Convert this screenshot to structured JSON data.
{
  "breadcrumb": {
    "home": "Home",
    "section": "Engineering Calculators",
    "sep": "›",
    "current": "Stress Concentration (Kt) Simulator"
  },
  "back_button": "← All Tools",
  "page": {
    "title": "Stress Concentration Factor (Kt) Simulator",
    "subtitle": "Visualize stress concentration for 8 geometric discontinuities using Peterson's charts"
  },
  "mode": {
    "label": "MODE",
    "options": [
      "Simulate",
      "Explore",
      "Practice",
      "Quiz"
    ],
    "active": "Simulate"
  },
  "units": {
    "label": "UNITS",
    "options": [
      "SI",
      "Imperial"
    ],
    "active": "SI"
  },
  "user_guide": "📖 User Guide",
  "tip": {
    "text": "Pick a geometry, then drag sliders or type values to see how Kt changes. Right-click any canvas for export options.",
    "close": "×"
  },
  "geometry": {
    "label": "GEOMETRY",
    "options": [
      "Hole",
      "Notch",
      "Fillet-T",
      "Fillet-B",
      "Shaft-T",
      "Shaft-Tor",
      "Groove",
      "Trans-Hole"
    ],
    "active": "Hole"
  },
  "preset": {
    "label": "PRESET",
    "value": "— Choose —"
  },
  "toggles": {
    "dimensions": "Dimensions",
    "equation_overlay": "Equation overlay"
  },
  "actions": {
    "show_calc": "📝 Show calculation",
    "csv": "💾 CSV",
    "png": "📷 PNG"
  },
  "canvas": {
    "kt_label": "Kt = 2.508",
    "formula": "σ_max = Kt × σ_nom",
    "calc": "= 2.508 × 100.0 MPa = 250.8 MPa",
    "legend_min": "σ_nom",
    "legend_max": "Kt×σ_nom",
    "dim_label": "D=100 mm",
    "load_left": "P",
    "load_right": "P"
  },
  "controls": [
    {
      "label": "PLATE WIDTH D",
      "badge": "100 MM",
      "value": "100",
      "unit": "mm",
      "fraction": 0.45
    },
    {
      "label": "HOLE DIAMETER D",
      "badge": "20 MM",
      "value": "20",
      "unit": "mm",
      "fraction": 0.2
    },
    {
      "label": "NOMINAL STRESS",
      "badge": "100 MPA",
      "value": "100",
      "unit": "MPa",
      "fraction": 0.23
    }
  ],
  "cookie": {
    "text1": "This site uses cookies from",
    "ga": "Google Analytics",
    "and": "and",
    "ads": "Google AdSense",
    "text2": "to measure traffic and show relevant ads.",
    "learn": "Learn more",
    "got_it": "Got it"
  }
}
■ ■ ■ ■ ■
Search the entries for the string "badge" and collect each line that has it.

Exercise result:
      "badge": "100 MM",
      "badge": "20 MM",
      "badge": "100 MPA",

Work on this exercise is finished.